▸ Bereitgestellter Text:

Christian Kleine, Max for Live Entwickler bei Ableton, Musiker und Liebhaber analoger Synthesizer hat gerade sein neues Album namens "Shipbuilding" veröffentlicht. Es macht nur Sinn, das es mit einem Max for Live Synth namens "Tide" gebündelt kommt. Sowohl "Shipbuilding" als auch "Tide", ein 8-stimmiger Synthesizer, wurden während der langen und sehr dunklen Berlin Winternächte 2012/2013 erschaffen.

Die wichtigsten Features von "Tide":

  • 4 Oszillatoren - jeder Oszillator hat einige spezielle Funktionen
  • Moog Ladder-style Tiefpassfilter
  • 2 LFOs mit verschiedenen Wellenformen + jeweils ein weiterer LFO für OSC1 und OSC2
  • Modulations-Hüllkurve mit positiven und negativen Werten
  • Ring Modulation
  • Frequency Modulation
  • Fenster zum Entwerfen von Wellenformen
  • Individuelles Zeichnen von Wellenformen
  • und mehr ...

Sieh Dir das Video-Tutorial für "Tide" an:

Während Christian's Vorgängeralbum "Ilusion" von Kritikern als stoisch und nüchtern bezeichnet wurde wegen seiner präzisen Drumcomputer-Rhythmen, hat sein viertes Soloalbum "Shipbuilding" eine neuentdeckte Verspieltheit in sich. Es enthält 10 schöne elektronischen Tracks, die alle seinen typischen warmen analogen Sound aus Synthesizern, Gitarre und anderen akustischen Instrumenten in sich tragen. Trotz ihrer Enstehung an dunklen Wintertagen, oder vielleicht gerade deswegen, haben die Songs oft einen traumhaften Charakter und eine Leichtigkeit, es sei denn, ein schwerer Hip Hop Beat setzt ein. Meine Favoriten sind "Centre Dust", "Shore", "Trickery" and "If Yes How".

▸ Ihre Aufgaben:
- a) Beantworten Sie anhand des Textes über das Album „Shipbuilding“ die folgenden Fragen:
(i) Wie viele Stimmen hat der Synthesizer „Tide“?
(ii) Über wie viele Oszillatoren verfügt „Tide“?
(iii) Wie viele Tracks enthält das Album „Shipbuilding“?
- b) Kopieren Sie aus dem Text über das Album „Shipbuilding“ den Abschnitt von „Die wichtigsten Features“ bis einschließlich „und mehr ...“ wortgetreu.

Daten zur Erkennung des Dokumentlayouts
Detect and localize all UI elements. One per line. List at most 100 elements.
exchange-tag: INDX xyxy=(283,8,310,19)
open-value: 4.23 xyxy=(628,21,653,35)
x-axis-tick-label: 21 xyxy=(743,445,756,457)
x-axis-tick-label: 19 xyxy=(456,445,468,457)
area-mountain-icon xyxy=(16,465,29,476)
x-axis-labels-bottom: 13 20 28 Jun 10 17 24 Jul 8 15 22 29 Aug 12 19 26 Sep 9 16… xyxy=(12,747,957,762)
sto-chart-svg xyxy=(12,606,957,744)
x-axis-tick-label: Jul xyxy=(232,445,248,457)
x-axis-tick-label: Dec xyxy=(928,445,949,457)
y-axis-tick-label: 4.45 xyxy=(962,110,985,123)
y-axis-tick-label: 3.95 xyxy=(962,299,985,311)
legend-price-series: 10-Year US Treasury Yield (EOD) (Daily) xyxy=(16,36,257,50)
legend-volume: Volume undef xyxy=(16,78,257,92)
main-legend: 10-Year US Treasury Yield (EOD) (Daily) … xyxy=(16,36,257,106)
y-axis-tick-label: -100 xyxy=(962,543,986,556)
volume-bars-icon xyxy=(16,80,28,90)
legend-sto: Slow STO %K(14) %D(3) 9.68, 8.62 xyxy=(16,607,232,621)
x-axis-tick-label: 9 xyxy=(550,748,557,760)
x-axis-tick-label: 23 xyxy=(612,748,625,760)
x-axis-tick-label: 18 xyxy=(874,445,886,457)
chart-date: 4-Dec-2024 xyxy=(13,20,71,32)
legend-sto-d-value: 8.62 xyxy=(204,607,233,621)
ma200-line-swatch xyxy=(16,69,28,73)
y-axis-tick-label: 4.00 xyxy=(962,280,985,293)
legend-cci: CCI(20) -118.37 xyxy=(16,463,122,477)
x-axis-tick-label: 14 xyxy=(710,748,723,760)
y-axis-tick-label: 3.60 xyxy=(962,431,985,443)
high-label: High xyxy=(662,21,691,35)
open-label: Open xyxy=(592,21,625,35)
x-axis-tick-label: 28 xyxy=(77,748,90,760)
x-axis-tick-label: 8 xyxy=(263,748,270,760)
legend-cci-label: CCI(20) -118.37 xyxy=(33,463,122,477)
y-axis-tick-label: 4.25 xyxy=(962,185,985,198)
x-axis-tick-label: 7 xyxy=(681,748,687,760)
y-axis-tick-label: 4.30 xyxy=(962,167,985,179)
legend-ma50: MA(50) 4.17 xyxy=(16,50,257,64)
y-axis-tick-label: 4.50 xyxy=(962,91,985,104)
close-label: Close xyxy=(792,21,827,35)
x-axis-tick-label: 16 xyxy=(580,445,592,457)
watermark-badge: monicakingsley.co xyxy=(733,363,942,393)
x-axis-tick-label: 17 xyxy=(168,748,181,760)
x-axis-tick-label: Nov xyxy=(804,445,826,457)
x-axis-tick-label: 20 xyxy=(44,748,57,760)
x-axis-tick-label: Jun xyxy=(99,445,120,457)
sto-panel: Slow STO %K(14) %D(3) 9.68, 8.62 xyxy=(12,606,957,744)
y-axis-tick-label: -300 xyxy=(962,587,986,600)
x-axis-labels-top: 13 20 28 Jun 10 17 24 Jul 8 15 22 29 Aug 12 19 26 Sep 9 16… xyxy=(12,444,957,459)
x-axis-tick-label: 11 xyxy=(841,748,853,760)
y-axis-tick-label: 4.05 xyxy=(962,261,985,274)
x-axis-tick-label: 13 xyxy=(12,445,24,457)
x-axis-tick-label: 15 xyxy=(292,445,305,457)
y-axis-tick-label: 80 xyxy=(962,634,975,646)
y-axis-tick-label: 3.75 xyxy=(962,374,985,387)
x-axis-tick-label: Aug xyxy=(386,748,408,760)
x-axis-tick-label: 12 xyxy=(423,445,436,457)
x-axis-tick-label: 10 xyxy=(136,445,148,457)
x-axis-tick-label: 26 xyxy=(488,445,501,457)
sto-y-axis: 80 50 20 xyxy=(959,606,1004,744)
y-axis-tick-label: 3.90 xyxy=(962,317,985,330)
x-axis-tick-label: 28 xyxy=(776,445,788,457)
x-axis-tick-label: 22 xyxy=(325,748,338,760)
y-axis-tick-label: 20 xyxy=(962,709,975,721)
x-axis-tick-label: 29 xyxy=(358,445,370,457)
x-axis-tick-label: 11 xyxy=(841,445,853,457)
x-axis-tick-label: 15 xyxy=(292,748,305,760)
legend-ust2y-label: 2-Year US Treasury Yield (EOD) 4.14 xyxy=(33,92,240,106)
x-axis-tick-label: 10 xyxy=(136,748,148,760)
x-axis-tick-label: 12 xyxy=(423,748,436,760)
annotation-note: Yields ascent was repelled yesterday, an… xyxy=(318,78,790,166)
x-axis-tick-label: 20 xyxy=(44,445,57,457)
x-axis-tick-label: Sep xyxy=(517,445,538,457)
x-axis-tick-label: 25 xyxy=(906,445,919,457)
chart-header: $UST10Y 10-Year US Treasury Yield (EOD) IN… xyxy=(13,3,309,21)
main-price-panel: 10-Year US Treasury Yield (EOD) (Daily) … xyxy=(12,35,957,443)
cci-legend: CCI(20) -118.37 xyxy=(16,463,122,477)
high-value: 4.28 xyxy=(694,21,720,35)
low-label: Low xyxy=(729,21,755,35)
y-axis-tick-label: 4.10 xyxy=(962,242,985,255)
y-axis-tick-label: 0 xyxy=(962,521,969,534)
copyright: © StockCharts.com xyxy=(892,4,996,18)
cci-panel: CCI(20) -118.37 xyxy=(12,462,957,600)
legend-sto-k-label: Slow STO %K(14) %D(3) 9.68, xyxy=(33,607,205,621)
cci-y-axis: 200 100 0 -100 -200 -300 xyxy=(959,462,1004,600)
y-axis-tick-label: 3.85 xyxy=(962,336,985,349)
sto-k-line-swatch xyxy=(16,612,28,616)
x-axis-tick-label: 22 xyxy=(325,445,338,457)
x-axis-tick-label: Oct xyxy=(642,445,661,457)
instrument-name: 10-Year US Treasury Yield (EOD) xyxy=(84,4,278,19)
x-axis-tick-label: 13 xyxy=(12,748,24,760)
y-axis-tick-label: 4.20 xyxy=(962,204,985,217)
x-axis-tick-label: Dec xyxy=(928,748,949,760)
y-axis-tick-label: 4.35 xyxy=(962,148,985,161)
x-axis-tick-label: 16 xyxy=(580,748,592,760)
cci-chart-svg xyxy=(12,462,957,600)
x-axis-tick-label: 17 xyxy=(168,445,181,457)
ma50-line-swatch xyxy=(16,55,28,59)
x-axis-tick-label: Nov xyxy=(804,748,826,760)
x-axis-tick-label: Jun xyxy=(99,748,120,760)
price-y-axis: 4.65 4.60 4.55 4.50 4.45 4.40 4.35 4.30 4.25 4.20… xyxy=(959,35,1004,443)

▸ Nummerierte Antworten:
- a)
(i) Acht Stimmen.
(ii) Über vier Oszillatoren.
(iii) Zehn Tracks.

- b)
Die wichtigsten Features von "Tide":

  • 4 Oszillatoren - jeder Oszillator hat einige spezielle Funktionen
  • Moog Ladder-style Tiefpassfilter
  • 2 LFOs mit verschiedenen Wellenformen + jeweils ein weiterer LFO für OSC1 und OSC2
  • Modulations-Hüllkurve mit positiven und negativen Werten
  • Ring Modulation
  • Frequency Modulation
  • Fenster zum Entwerfen von Wellenformen
  • Individuelles Zeichnen von Wellenformen
  • und mehr ...